◆ **Material for this task**:

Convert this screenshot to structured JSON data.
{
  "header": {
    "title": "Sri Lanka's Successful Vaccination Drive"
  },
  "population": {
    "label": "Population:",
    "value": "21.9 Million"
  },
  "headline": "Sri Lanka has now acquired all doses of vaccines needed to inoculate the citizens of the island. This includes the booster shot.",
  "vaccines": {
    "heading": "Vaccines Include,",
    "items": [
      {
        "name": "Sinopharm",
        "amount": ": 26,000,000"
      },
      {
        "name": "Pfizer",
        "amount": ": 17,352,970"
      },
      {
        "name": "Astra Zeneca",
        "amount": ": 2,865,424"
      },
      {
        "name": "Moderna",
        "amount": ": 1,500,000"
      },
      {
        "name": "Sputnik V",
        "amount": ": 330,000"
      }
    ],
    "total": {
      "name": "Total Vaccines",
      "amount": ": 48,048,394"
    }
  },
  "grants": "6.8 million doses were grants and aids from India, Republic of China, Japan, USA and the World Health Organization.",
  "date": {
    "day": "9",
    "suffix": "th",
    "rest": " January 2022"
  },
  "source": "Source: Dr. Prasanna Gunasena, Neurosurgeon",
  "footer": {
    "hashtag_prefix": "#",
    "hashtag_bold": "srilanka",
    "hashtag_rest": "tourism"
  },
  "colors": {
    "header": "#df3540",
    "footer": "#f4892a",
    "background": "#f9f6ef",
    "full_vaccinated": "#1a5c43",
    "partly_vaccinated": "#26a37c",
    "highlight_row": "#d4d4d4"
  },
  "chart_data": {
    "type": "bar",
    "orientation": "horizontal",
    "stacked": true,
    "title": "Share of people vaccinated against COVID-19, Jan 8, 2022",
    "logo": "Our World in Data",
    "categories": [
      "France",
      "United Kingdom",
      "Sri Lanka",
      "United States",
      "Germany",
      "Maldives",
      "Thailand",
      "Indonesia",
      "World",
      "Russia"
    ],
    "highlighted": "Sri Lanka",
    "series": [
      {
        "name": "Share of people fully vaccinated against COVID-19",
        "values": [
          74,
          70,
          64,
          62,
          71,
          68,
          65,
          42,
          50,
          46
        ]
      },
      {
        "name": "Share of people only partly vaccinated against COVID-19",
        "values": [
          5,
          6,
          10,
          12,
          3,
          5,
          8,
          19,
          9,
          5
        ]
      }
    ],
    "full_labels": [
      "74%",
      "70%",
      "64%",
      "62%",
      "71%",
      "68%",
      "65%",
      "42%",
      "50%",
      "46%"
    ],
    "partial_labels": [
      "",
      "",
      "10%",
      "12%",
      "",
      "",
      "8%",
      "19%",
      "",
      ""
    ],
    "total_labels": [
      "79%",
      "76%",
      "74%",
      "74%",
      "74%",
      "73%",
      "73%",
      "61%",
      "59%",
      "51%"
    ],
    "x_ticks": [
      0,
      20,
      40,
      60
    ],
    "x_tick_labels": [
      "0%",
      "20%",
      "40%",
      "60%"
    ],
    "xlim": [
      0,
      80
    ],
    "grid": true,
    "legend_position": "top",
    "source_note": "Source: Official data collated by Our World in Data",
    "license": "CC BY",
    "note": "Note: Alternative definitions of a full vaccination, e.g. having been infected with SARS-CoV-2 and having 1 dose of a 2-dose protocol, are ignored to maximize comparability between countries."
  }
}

◆ **Given task**:
Out of the material above, select every line that holds the string "against".

◆ **The output**:
    "title": "Share of people vaccinated against COVID-19, Jan 8, 2022",
        "name": "Share of people fully vaccinated against COVID-19",
        "name": "Share of people only partly vaccinated against COVID-19",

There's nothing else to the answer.